⟨

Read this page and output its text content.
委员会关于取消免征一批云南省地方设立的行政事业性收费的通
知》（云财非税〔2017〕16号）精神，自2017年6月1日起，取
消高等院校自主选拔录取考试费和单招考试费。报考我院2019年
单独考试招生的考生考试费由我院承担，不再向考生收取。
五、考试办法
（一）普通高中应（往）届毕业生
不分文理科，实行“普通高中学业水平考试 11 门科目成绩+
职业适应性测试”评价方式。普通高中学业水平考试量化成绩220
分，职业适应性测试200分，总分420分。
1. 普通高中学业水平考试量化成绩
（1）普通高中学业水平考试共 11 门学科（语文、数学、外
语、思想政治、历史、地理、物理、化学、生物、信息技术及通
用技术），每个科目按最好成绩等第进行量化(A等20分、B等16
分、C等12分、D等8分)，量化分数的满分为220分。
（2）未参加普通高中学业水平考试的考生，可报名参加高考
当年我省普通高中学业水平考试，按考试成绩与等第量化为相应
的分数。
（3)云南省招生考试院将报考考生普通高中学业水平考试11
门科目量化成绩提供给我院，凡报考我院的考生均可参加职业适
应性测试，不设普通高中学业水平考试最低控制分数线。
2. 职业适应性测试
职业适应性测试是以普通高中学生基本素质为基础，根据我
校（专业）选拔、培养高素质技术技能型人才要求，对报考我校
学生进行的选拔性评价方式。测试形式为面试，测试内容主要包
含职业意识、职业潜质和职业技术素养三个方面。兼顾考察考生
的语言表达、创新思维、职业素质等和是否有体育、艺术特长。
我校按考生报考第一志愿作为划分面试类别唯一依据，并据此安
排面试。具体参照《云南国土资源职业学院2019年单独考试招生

⟩

## [What is expected]
Emit the full listing verbatim.

## [Result]
Read this page and output its text content.
委员会关于取消免征一批云南省地方设立的行政事业性收费的通
知》（云财非税〔2017〕16号）精神，自2017年6月1日起，取
消高等院校自主选拔录取考试费和单招考试费。报考我院2019年
单独考试招生的考生考试费由我院承担，不再向考生收取。
五、考试办法
（一）普通高中应（往）届毕业生
不分文理科，实行“普通高中学业水平考试 11 门科目成绩+
职业适应性测试”评价方式。普通高中学业水平考试量化成绩220
分，职业适应性测试200分，总分420分。
1. 普通高中学业水平考试量化成绩
（1）普通高中学业水平考试共 11 门学科（语文、数学、外
语、思想政治、历史、地理、物理、化学、生物、信息技术及通
用技术），每个科目按最好成绩等第进行量化(A等20分、B等16
分、C等12分、D等8分)，量化分数的满分为220分。
（2）未参加普通高中学业水平考试的考生，可报名参加高考
当年我省普通高中学业水平考试，按考试成绩与等第量化为相应
的分数。
（3)云南省招生考试院将报考考生普通高中学业水平考试11
门科目量化成绩提供给我院，凡报考我院的考生均可参加职业适
应性测试，不设普通高中学业水平考试最低控制分数线。
2. 职业适应性测试
职业适应性测试是以普通高中学生基本素质为基础，根据我
校（专业）选拔、培养高素质技术技能型人才要求，对报考我校
学生进行的选拔性评价方式。测试形式为面试，测试内容主要包
含职业意识、职业潜质和职业技术素养三个方面。兼顾考察考生
的语言表达、创新思维、职业素质等和是否有体育、艺术特长。
我校按考生报考第一志愿作为划分面试类别唯一依据，并据此安
排面试。具体参照《云南国土资源职业学院2019年单独考试招生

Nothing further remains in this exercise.